→ **TEXTE PROPOSÉ**
•••

Pru­dence et re­te­nue

Biennale d'Architecture 13 à Venice

Le 29 août 2012 a marqué l’ouverture officielle de l’exposition «Common Ground» placée sous la houlette de l’architecte britannique David Chipperfield, pour la 13e Biennale d’architecture de Venise. Eu égard à la liste des participants comme aux contenus présentés, la visite – de l’Arsenal en tous cas – réserve peu de surprises.

Date de publication
30-08-2012
Revision
19-08-2015

Quelques grandes déclarations creuses en préambule de l’événement ont pu instiller le doute. Paolo Baratta, directeur de la Biennale, évoquait pour la énième fois une architecture en mal d’identité et la nécessité d’en débattre pour la repenser. Quant au thème d’exposition, «Common Ground», il s’apparentait comme d’habitude à une vague antienne ne laissant guère présager de propos concrets. Mais David Chipperfield ne s’y est pas laissé prendre et a monté une exposition peut-être un rien trop conservatrice et prudente, mais sérieuse dans le meilleur sens du terme. Effets, son et lumière et raccourcis tape-à-l’œil en sont pratiquement absents, tandis que la modestie, le regard historique et la réflexion en profondeur s’érigent en valeurs dominantes. Si le ton de l’exposition est avant tout donné par les bureaux invités au pavillon principal des Giardini, la signature du commissaire est clairement lisible à l’Arsenal.

•••

→ **DONNÉES AFFICHÉES**
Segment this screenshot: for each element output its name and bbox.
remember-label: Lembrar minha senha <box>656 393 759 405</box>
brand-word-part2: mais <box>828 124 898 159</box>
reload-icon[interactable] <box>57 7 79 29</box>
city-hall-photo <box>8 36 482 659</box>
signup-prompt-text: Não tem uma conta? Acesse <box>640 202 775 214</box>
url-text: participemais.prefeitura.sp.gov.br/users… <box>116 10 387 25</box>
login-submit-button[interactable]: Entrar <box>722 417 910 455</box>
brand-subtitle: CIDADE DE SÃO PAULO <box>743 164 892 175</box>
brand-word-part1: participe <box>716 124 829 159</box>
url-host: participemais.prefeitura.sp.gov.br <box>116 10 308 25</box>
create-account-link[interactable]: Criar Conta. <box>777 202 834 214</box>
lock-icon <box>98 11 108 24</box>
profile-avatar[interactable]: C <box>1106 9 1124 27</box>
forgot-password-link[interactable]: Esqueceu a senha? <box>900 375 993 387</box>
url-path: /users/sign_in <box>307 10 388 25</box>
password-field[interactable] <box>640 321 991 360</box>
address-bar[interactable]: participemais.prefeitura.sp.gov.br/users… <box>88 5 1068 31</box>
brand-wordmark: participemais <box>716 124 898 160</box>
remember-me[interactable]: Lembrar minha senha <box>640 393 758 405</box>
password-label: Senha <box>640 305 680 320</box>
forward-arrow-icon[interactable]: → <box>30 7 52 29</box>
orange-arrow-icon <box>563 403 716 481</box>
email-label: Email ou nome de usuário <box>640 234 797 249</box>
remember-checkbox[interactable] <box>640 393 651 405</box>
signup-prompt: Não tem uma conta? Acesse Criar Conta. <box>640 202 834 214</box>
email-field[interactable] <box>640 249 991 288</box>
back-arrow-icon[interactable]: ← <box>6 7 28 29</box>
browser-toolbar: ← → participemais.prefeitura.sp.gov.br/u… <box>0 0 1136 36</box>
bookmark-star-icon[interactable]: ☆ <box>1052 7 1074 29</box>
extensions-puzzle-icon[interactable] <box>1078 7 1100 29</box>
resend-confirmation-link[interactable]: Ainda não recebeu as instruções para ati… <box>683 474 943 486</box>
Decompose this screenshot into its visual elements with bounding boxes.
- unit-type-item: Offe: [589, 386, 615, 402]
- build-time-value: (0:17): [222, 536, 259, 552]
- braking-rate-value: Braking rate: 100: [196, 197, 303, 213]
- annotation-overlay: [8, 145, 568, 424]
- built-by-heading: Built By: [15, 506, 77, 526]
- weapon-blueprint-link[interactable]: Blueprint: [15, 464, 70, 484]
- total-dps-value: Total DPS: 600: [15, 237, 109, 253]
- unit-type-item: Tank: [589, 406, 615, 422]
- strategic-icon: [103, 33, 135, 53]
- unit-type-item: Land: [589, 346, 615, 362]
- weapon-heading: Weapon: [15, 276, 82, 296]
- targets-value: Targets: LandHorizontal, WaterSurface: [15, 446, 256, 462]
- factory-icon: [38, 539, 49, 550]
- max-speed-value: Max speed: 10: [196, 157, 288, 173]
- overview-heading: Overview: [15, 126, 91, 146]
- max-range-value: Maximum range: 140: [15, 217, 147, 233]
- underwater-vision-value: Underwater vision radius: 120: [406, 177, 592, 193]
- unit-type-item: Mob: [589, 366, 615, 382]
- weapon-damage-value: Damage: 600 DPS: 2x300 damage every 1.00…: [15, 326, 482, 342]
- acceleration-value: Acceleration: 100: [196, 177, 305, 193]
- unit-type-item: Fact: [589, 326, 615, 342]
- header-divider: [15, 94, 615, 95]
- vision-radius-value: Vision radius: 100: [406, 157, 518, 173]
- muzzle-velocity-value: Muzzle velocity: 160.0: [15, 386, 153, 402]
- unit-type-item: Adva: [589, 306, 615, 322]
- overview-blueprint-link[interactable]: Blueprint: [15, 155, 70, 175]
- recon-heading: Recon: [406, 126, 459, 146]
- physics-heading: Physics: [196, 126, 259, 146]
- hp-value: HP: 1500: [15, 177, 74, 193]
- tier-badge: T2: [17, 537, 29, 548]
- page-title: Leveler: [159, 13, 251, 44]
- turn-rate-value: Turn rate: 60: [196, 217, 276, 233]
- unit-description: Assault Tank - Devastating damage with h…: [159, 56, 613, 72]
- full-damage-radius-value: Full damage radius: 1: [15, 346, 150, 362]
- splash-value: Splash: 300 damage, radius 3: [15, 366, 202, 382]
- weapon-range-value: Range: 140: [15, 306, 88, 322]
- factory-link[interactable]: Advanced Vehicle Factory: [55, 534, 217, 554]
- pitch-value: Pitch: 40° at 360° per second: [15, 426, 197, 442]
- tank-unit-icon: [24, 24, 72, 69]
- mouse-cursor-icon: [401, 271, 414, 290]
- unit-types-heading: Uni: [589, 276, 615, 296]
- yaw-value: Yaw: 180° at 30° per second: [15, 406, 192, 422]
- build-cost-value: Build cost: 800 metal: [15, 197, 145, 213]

•••

→ **EXERCICE 1**
Relevez toutes les dates figurant dans le texte sur la Biennale d’architecture de Venise.
→ **EXERCICE 2**
Recopiez fidèlement le passage du texte sur la Biennale d’architecture de Venise situé entre «Pru­dence et re­te­nue» et «peu de surprises.», ces deux segments inclus.

→ **RÉPONSE COMPLÈTE 1**
- 29 août 2012
- 30-08-2012
- 19-08-2015

→ **RÉPONSE COMPLÈTE 2**
Pru­dence et re­te­nue

Biennale d'Architecture 13 à Venice

Le 29 août 2012 a marqué l’ouverture officielle de l’exposition «Common Ground» placée sous la houlette de l’architecte britannique David Chipperfield, pour la 13e Biennale d’architecture de Venise. Eu égard à la liste des participants comme aux contenus présentés, la visite – de l’Arsenal en tous cas – réserve peu de surprises.